§ **Task input**

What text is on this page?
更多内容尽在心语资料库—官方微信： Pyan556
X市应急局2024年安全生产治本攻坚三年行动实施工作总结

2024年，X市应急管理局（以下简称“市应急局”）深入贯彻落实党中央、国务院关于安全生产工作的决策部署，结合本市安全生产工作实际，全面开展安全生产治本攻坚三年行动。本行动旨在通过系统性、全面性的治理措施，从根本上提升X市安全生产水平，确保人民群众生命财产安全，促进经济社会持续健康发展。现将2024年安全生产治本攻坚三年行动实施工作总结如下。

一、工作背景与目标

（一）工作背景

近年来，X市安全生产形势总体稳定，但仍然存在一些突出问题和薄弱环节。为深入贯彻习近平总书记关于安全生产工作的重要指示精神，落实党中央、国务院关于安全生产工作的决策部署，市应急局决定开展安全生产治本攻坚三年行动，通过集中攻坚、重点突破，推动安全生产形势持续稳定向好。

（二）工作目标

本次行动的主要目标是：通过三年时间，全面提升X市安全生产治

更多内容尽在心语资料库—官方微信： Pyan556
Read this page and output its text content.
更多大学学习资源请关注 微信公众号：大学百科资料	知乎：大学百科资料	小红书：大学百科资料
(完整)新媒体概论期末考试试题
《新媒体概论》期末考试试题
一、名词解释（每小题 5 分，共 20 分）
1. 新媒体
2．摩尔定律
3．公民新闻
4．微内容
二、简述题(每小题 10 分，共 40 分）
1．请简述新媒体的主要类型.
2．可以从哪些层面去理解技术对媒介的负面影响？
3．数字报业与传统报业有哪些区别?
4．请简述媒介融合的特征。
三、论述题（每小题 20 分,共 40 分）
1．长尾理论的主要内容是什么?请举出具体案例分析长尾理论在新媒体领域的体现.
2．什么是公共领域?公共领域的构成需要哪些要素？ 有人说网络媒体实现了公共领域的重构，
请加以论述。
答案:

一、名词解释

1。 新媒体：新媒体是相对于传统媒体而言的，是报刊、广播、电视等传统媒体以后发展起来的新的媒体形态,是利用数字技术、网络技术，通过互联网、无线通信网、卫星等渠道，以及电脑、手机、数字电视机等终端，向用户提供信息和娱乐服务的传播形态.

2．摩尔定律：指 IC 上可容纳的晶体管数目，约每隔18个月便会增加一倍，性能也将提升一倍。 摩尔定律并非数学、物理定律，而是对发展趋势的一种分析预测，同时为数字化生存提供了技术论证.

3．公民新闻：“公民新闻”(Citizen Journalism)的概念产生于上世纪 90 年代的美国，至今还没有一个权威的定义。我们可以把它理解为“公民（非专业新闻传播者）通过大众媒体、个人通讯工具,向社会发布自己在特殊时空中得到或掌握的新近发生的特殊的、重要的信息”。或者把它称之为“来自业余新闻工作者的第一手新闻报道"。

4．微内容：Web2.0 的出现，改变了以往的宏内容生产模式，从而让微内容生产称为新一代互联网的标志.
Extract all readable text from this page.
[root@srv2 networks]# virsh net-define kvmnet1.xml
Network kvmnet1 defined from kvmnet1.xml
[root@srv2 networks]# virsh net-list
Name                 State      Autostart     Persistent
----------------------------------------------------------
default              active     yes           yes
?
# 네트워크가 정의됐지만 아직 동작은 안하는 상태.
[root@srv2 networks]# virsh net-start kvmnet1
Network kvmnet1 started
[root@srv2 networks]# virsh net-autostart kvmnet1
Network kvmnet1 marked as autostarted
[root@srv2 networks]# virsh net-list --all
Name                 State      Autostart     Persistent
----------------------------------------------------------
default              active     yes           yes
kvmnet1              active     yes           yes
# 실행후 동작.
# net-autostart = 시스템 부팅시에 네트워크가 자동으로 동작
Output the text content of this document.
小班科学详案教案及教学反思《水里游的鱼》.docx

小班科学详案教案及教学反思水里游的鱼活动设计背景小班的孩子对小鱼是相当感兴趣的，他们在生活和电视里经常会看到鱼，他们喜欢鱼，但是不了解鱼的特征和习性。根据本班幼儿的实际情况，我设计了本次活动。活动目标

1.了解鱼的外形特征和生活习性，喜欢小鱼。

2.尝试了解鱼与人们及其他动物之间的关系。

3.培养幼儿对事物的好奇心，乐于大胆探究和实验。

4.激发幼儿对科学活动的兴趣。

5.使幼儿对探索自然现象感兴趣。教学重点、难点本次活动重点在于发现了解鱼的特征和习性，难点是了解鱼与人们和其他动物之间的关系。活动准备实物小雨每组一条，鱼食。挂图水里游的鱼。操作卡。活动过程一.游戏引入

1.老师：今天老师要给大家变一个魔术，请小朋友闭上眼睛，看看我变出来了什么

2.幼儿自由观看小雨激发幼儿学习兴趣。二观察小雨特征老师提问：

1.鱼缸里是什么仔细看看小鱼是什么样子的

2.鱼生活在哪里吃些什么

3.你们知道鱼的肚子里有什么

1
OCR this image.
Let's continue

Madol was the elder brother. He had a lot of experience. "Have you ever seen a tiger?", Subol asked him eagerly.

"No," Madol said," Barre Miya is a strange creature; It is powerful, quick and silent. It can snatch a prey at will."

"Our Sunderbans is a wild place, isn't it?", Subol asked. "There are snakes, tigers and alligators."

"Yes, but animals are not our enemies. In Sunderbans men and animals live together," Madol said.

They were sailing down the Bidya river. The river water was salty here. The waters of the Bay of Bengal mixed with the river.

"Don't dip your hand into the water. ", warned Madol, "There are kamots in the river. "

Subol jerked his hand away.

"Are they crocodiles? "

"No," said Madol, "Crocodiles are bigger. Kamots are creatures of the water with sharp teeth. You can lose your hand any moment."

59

§ **Aim of the exercise**
Type out the material again exactly as presented.

§ **Response for this exercise**
What text is on this page?
更多内容尽在心语资料库—官方微信： Pyan556
X市应急局2024年安全生产治本攻坚三年行动实施工作总结

2024年，X市应急管理局（以下简称“市应急局”）深入贯彻落实党中央、国务院关于安全生产工作的决策部署，结合本市安全生产工作实际，全面开展安全生产治本攻坚三年行动。本行动旨在通过系统性、全面性的治理措施，从根本上提升X市安全生产水平，确保人民群众生命财产安全，促进经济社会持续健康发展。现将2024年安全生产治本攻坚三年行动实施工作总结如下。

一、工作背景与目标

（一）工作背景

近年来，X市安全生产形势总体稳定，但仍然存在一些突出问题和薄弱环节。为深入贯彻习近平总书记关于安全生产工作的重要指示精神，落实党中央、国务院关于安全生产工作的决策部署，市应急局决定开展安全生产治本攻坚三年行动，通过集中攻坚、重点突破，推动安全生产形势持续稳定向好。

（二）工作目标

本次行动的主要目标是：通过三年时间，全面提升X市安全生产治

更多内容尽在心语资料库—官方微信： Pyan556
Read this page and output its text content.
更多大学学习资源请关注 微信公众号：大学百科资料	知乎：大学百科资料	小红书：大学百科资料
(完整)新媒体概论期末考试试题
《新媒体概论》期末考试试题
一、名词解释（每小题 5 分，共 20 分）
1. 新媒体
2．摩尔定律
3．公民新闻
4．微内容
二、简述题(每小题 10 分，共 40 分）
1．请简述新媒体的主要类型.
2．可以从哪些层面去理解技术对媒介的负面影响？
3．数字报业与传统报业有哪些区别?
4．请简述媒介融合的特征。
三、论述题（每小题 20 分,共 40 分）
1．长尾理论的主要内容是什么?请举出具体案例分析长尾理论在新媒体领域的体现.
2．什么是公共领域?公共领域的构成需要哪些要素？ 有人说网络媒体实现了公共领域的重构，
请加以论述。
答案:

一、名词解释

1。 新媒体：新媒体是相对于传统媒体而言的，是报刊、广播、电视等传统媒体以后发展起来的新的媒体形态,是利用数字技术、网络技术，通过互联网、无线通信网、卫星等渠道，以及电脑、手机、数字电视机等终端，向用户提供信息和娱乐服务的传播形态.

2．摩尔定律：指 IC 上可容纳的晶体管数目，约每隔18个月便会增加一倍，性能也将提升一倍。 摩尔定律并非数学、物理定律，而是对发展趋势的一种分析预测，同时为数字化生存提供了技术论证.

3．公民新闻：“公民新闻”(Citizen Journalism)的概念产生于上世纪 90 年代的美国，至今还没有一个权威的定义。我们可以把它理解为“公民（非专业新闻传播者）通过大众媒体、个人通讯工具,向社会发布自己在特殊时空中得到或掌握的新近发生的特殊的、重要的信息”。或者把它称之为“来自业余新闻工作者的第一手新闻报道"。

4．微内容：Web2.0 的出现，改变了以往的宏内容生产模式，从而让微内容生产称为新一代互联网的标志.
Extract all readable text from this page.
[root@srv2 networks]# virsh net-define kvmnet1.xml
Network kvmnet1 defined from kvmnet1.xml
[root@srv2 networks]# virsh net-list
Name                 State      Autostart     Persistent
----------------------------------------------------------
default              active     yes           yes
?
# 네트워크가 정의됐지만 아직 동작은 안하는 상태.
[root@srv2 networks]# virsh net-start kvmnet1
Network kvmnet1 started
[root@srv2 networks]# virsh net-autostart kvmnet1
Network kvmnet1 marked as autostarted
[root@srv2 networks]# virsh net-list --all
Name                 State      Autostart     Persistent
----------------------------------------------------------
default              active     yes           yes
kvmnet1              active     yes           yes
# 실행후 동작.
# net-autostart = 시스템 부팅시에 네트워크가 자동으로 동작
Output the text content of this document.
小班科学详案教案及教学反思《水里游的鱼》.docx

小班科学详案教案及教学反思水里游的鱼活动设计背景小班的孩子对小鱼是相当感兴趣的，他们在生活和电视里经常会看到鱼，他们喜欢鱼，但是不了解鱼的特征和习性。根据本班幼儿的实际情况，我设计了本次活动。活动目标

1.了解鱼的外形特征和生活习性，喜欢小鱼。

2.尝试了解鱼与人们及其他动物之间的关系。

3.培养幼儿对事物的好奇心，乐于大胆探究和实验。

4.激发幼儿对科学活动的兴趣。

5.使幼儿对探索自然现象感兴趣。教学重点、难点本次活动重点在于发现了解鱼的特征和习性，难点是了解鱼与人们和其他动物之间的关系。活动准备实物小雨每组一条，鱼食。挂图水里游的鱼。操作卡。活动过程一.游戏引入

1.老师：今天老师要给大家变一个魔术，请小朋友闭上眼睛，看看我变出来了什么

2.幼儿自由观看小雨激发幼儿学习兴趣。二观察小雨特征老师提问：

1.鱼缸里是什么仔细看看小鱼是什么样子的

2.鱼生活在哪里吃些什么

3.你们知道鱼的肚子里有什么

1
OCR this image.
Let's continue

Madol was the elder brother. He had a lot of experience. "Have you ever seen a tiger?", Subol asked him eagerly.

"No," Madol said," Barre Miya is a strange creature; It is powerful, quick and silent. It can snatch a prey at will."

"Our Sunderbans is a wild place, isn't it?", Subol asked. "There are snakes, tigers and alligators."

"Yes, but animals are not our enemies. In Sunderbans men and animals live together," Madol said.

They were sailing down the Bidya river. The river water was salty here. The waters of the Bay of Bengal mixed with the river.

"Don't dip your hand into the water. ", warned Madol, "There are kamots in the river. "

Subol jerked his hand away.

"Are they crocodiles? "

"No," said Madol, "Crocodiles are bigger. Kamots are creatures of the water with sharp teeth. You can lose your hand any moment."

59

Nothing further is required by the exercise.